## Requirements
Read the records below and copy each line that contains "this".

== Records for the task ==

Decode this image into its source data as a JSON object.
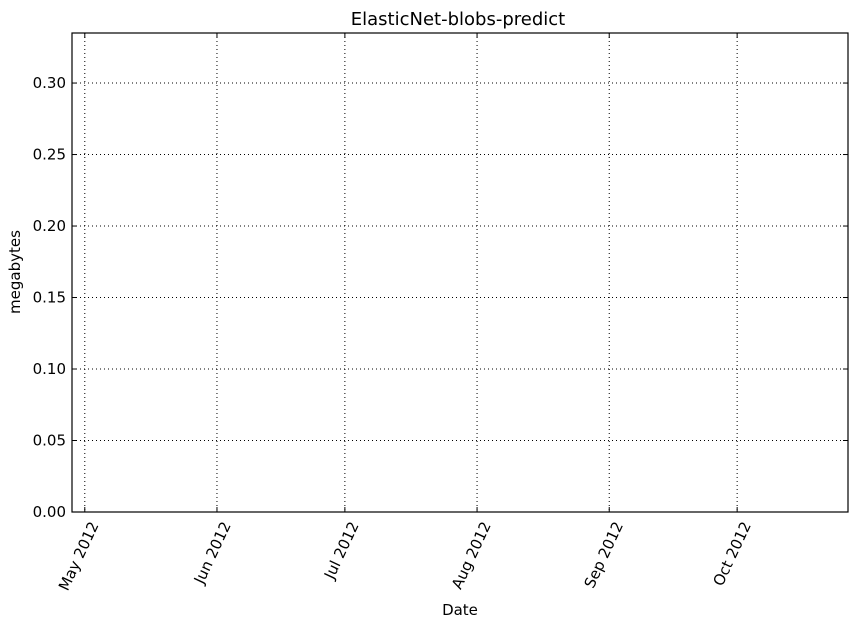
{
  "chart_data": {
    "type": "line",
    "title": "ElasticNet-blobs-predict",
    "xlabel": "Date",
    "ylabel": "megabytes",
    "x_ticks": [
      "May 2012",
      "Jun 2012",
      "Jul 2012",
      "Aug 2012",
      "Sep 2012",
      "Oct 2012"
    ],
    "x_tick_dates": [
      "2012-05-01",
      "2012-06-01",
      "2012-07-01",
      "2012-08-01",
      "2012-09-01",
      "2012-10-01"
    ],
    "xlim": [
      "2012-04-28",
      "2012-10-27"
    ],
    "y_ticks": [
      "0.00",
      "0.05",
      "0.10",
      "0.15",
      "0.20",
      "0.25",
      "0.30"
    ],
    "ylim": [
      0,
      0.335
    ],
    "grid": true,
    "series": [
      {
        "x": [],
        "values": []
      }
    ]
  }
}
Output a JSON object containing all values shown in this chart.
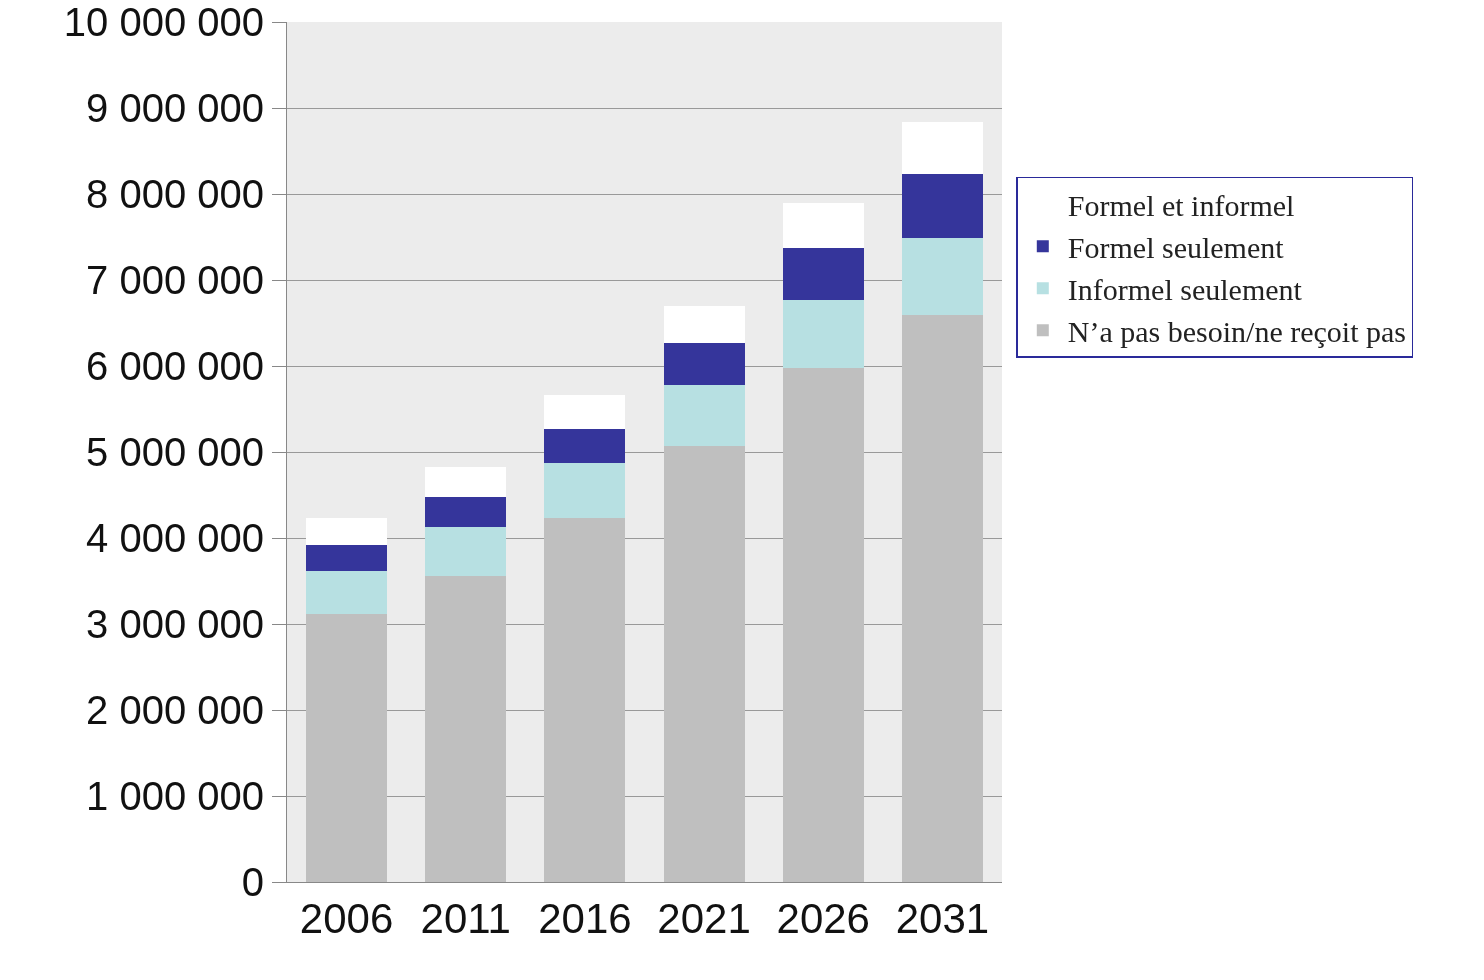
{
  "chart_data": {
    "type": "bar",
    "stacked": true,
    "categories": [
      "2006",
      "2011",
      "2016",
      "2021",
      "2026",
      "2031"
    ],
    "series": [
      {
        "name": "N’a pas besoin/ne reçoit pas",
        "color": "#bfbfbf",
        "values": [
          3120000,
          3560000,
          4230000,
          5070000,
          5980000,
          6590000
        ]
      },
      {
        "name": "Informel seulement",
        "color": "#b7e0e2",
        "values": [
          500000,
          570000,
          640000,
          710000,
          790000,
          900000
        ]
      },
      {
        "name": "Formel seulement",
        "color": "#35359b",
        "values": [
          300000,
          350000,
          400000,
          490000,
          600000,
          740000
        ]
      },
      {
        "name": "Formel et informel",
        "color": "#ffffff",
        "values": [
          310000,
          350000,
          390000,
          430000,
          530000,
          610000
        ]
      }
    ],
    "ylim": [
      0,
      10000000
    ],
    "yticks": [
      0,
      {
        "value": 1000000,
        "label": "1 000 000"
      },
      {
        "value": 2000000,
        "label": "2 000 000"
      },
      {
        "value": 3000000,
        "label": "3 000 000"
      },
      {
        "value": 4000000,
        "label": "4 000 000"
      },
      {
        "value": 5000000,
        "label": "5 000 000"
      },
      {
        "value": 6000000,
        "label": "6 000 000"
      },
      {
        "value": 7000000,
        "label": "7 000 000"
      },
      {
        "value": 8000000,
        "label": "8 000 000"
      },
      {
        "value": 9000000,
        "label": "9 000 000"
      },
      {
        "value": 10000000,
        "label": "10 000 000"
      }
    ],
    "grid": "y",
    "legend": "right"
  }
}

===

## In response
Decode this image into its source data as a JSON object.
Output a JSON object containing all values shown in this chart.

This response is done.